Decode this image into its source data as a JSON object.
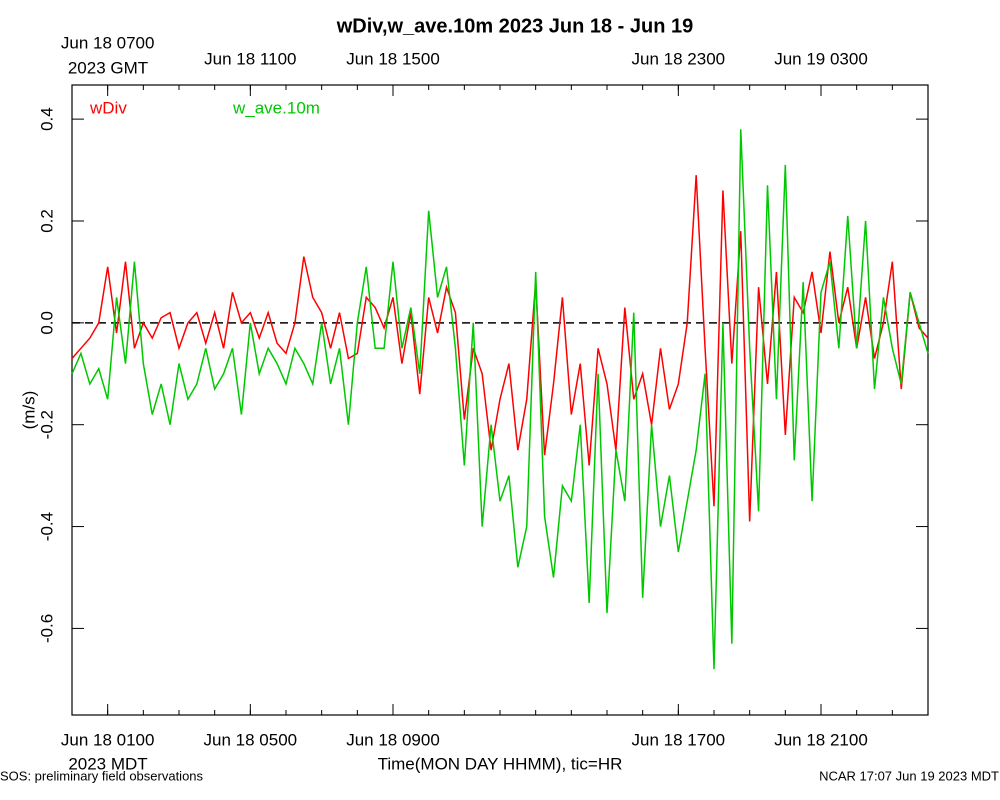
{
  "chart_data": {
    "type": "line",
    "title": "wDiv,w_ave.10m 2023 Jun 18 - Jun 19",
    "ylabel": "(m/s)",
    "xlabel": "Time(MON DAY HHMM), tic=HR",
    "x_zone_label": "2023 MDT",
    "x2_zone_label": "2023 GMT",
    "footer_left": "SOS: preliminary field observations",
    "footer_right": "NCAR 17:07 Jun 19 2023 MDT",
    "xlim": [
      "2023-06-18T00:00",
      "2023-06-19T00:00"
    ],
    "xticks": [
      {
        "value": "2023-06-18T01:00",
        "label": "Jun 18 0100"
      },
      {
        "value": "2023-06-18T05:00",
        "label": "Jun 18 0500"
      },
      {
        "value": "2023-06-18T09:00",
        "label": "Jun 18 0900"
      },
      {
        "value": "2023-06-18T17:00",
        "label": "Jun 18 1700"
      },
      {
        "value": "2023-06-18T21:00",
        "label": "Jun 18 2100"
      }
    ],
    "x2ticks": [
      {
        "value": "2023-06-18T01:00",
        "label": "Jun 18 0700"
      },
      {
        "value": "2023-06-18T05:00",
        "label": "Jun 18 1100"
      },
      {
        "value": "2023-06-18T09:00",
        "label": "Jun 18 1500"
      },
      {
        "value": "2023-06-18T17:00",
        "label": "Jun 18 2300"
      },
      {
        "value": "2023-06-18T21:00",
        "label": "Jun 19 0300"
      }
    ],
    "minor_tick_hours": 1,
    "ylim": [
      -0.77,
      0.467
    ],
    "yticks": [
      -0.6,
      -0.4,
      -0.2,
      {
        "value": 0,
        "label": "0.0"
      },
      0.2,
      0.4
    ],
    "hlines": [
      0
    ],
    "legend": "top-left",
    "x": [
      "2023-06-18T00:00",
      "2023-06-18T00:15",
      "2023-06-18T00:30",
      "2023-06-18T00:45",
      "2023-06-18T01:00",
      "2023-06-18T01:15",
      "2023-06-18T01:30",
      "2023-06-18T01:45",
      "2023-06-18T02:00",
      "2023-06-18T02:15",
      "2023-06-18T02:30",
      "2023-06-18T02:45",
      "2023-06-18T03:00",
      "2023-06-18T03:15",
      "2023-06-18T03:30",
      "2023-06-18T03:45",
      "2023-06-18T04:00",
      "2023-06-18T04:15",
      "2023-06-18T04:30",
      "2023-06-18T04:45",
      "2023-06-18T05:00",
      "2023-06-18T05:15",
      "2023-06-18T05:30",
      "2023-06-18T05:45",
      "2023-06-18T06:00",
      "2023-06-18T06:15",
      "2023-06-18T06:30",
      "2023-06-18T06:45",
      "2023-06-18T07:00",
      "2023-06-18T07:15",
      "2023-06-18T07:30",
      "2023-06-18T07:45",
      "2023-06-18T08:00",
      "2023-06-18T08:15",
      "2023-06-18T08:30",
      "2023-06-18T08:45",
      "2023-06-18T09:00",
      "2023-06-18T09:15",
      "2023-06-18T09:30",
      "2023-06-18T09:45",
      "2023-06-18T10:00",
      "2023-06-18T10:15",
      "2023-06-18T10:30",
      "2023-06-18T10:45",
      "2023-06-18T11:00",
      "2023-06-18T11:15",
      "2023-06-18T11:30",
      "2023-06-18T11:45",
      "2023-06-18T12:00",
      "2023-06-18T12:15",
      "2023-06-18T12:30",
      "2023-06-18T12:45",
      "2023-06-18T13:00",
      "2023-06-18T13:15",
      "2023-06-18T13:30",
      "2023-06-18T13:45",
      "2023-06-18T14:00",
      "2023-06-18T14:15",
      "2023-06-18T14:30",
      "2023-06-18T14:45",
      "2023-06-18T15:00",
      "2023-06-18T15:15",
      "2023-06-18T15:30",
      "2023-06-18T15:45",
      "2023-06-18T16:00",
      "2023-06-18T16:15",
      "2023-06-18T16:30",
      "2023-06-18T16:45",
      "2023-06-18T17:00",
      "2023-06-18T17:15",
      "2023-06-18T17:30",
      "2023-06-18T17:45",
      "2023-06-18T18:00",
      "2023-06-18T18:15",
      "2023-06-18T18:30",
      "2023-06-18T18:45",
      "2023-06-18T19:00",
      "2023-06-18T19:15",
      "2023-06-18T19:30",
      "2023-06-18T19:45",
      "2023-06-18T20:00",
      "2023-06-18T20:15",
      "2023-06-18T20:30",
      "2023-06-18T20:45",
      "2023-06-18T21:00",
      "2023-06-18T21:15",
      "2023-06-18T21:30",
      "2023-06-18T21:45",
      "2023-06-18T22:00",
      "2023-06-18T22:15",
      "2023-06-18T22:30",
      "2023-06-18T22:45",
      "2023-06-18T23:00",
      "2023-06-18T23:15",
      "2023-06-18T23:30",
      "2023-06-18T23:45",
      "2023-06-19T00:00"
    ],
    "series": [
      {
        "name": "wDiv",
        "color": "#ff0000",
        "values": [
          -0.07,
          -0.05,
          -0.03,
          0.0,
          0.11,
          -0.02,
          0.12,
          -0.05,
          0.0,
          -0.03,
          0.01,
          0.02,
          -0.05,
          0.0,
          0.02,
          -0.04,
          0.02,
          -0.05,
          0.06,
          0.0,
          0.02,
          -0.03,
          0.02,
          -0.04,
          -0.06,
          0.0,
          0.13,
          0.05,
          0.02,
          -0.05,
          0.02,
          -0.07,
          -0.06,
          0.05,
          0.03,
          -0.01,
          0.05,
          -0.08,
          0.02,
          -0.14,
          0.05,
          -0.02,
          0.07,
          0.02,
          -0.19,
          -0.05,
          -0.1,
          -0.25,
          -0.15,
          -0.08,
          -0.25,
          -0.15,
          0.08,
          -0.26,
          -0.12,
          0.05,
          -0.18,
          -0.08,
          -0.28,
          -0.05,
          -0.12,
          -0.25,
          0.03,
          -0.15,
          -0.1,
          -0.2,
          -0.05,
          -0.17,
          -0.12,
          0.0,
          0.29,
          -0.05,
          -0.36,
          0.26,
          -0.08,
          0.18,
          -0.39,
          0.07,
          -0.12,
          0.1,
          -0.22,
          0.05,
          0.02,
          0.1,
          -0.02,
          0.14,
          0.0,
          0.07,
          -0.05,
          0.05,
          -0.07,
          0.0,
          0.12,
          -0.13,
          0.06,
          -0.01,
          -0.03
        ]
      },
      {
        "name": "w_ave.10m",
        "color": "#00c800",
        "values": [
          -0.1,
          -0.06,
          -0.12,
          -0.09,
          -0.15,
          0.05,
          -0.08,
          0.12,
          -0.08,
          -0.18,
          -0.12,
          -0.2,
          -0.08,
          -0.15,
          -0.12,
          -0.05,
          -0.13,
          -0.1,
          -0.05,
          -0.18,
          0.0,
          -0.1,
          -0.05,
          -0.08,
          -0.12,
          -0.05,
          -0.08,
          -0.12,
          0.0,
          -0.12,
          -0.05,
          -0.2,
          0.0,
          0.11,
          -0.05,
          -0.05,
          0.12,
          -0.05,
          0.03,
          -0.1,
          0.22,
          0.05,
          0.11,
          -0.05,
          -0.28,
          0.0,
          -0.4,
          -0.2,
          -0.35,
          -0.3,
          -0.48,
          -0.4,
          0.1,
          -0.38,
          -0.5,
          -0.32,
          -0.35,
          -0.2,
          -0.55,
          -0.1,
          -0.57,
          -0.25,
          -0.35,
          0.02,
          -0.54,
          -0.2,
          -0.4,
          -0.3,
          -0.45,
          -0.35,
          -0.25,
          -0.1,
          -0.68,
          0.0,
          -0.63,
          0.38,
          -0.05,
          -0.37,
          0.27,
          -0.15,
          0.31,
          -0.27,
          0.08,
          -0.35,
          0.06,
          0.12,
          -0.05,
          0.21,
          -0.05,
          0.2,
          -0.13,
          0.05,
          -0.05,
          -0.12,
          0.06,
          0.0,
          -0.06
        ]
      }
    ]
  }
}
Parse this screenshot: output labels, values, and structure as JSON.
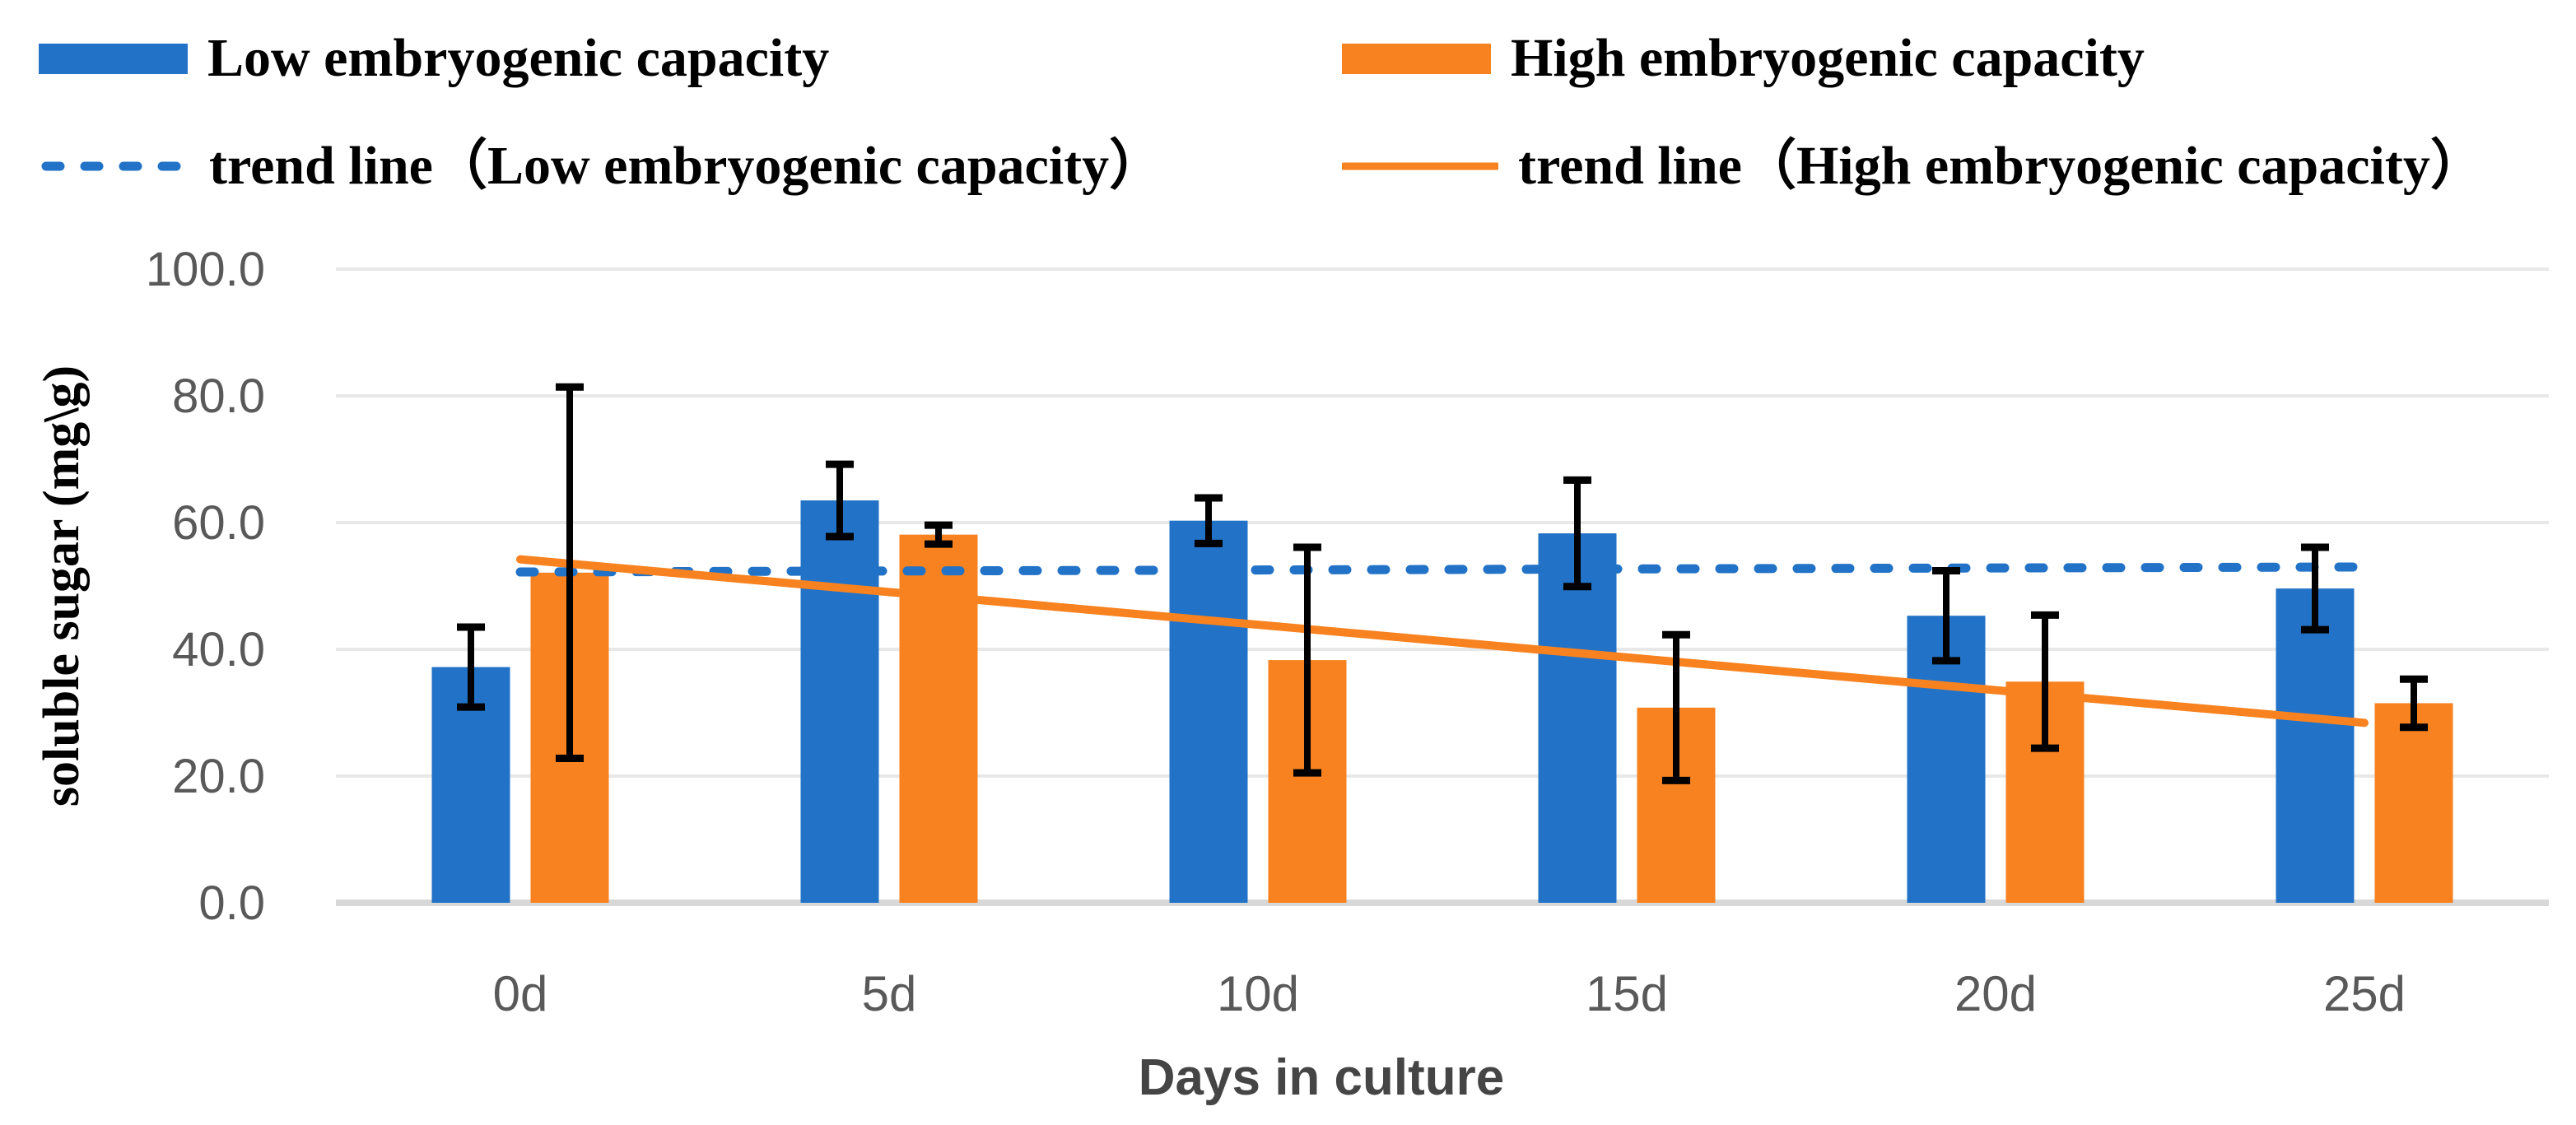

-=-=-

SET EXERCISE:
Track down every line with the word "this" and copy it.

THE OUTPUT:
Decode this image into its source data as a JSON object.
Parse this screenshot: output labels, values, and structure as JSON.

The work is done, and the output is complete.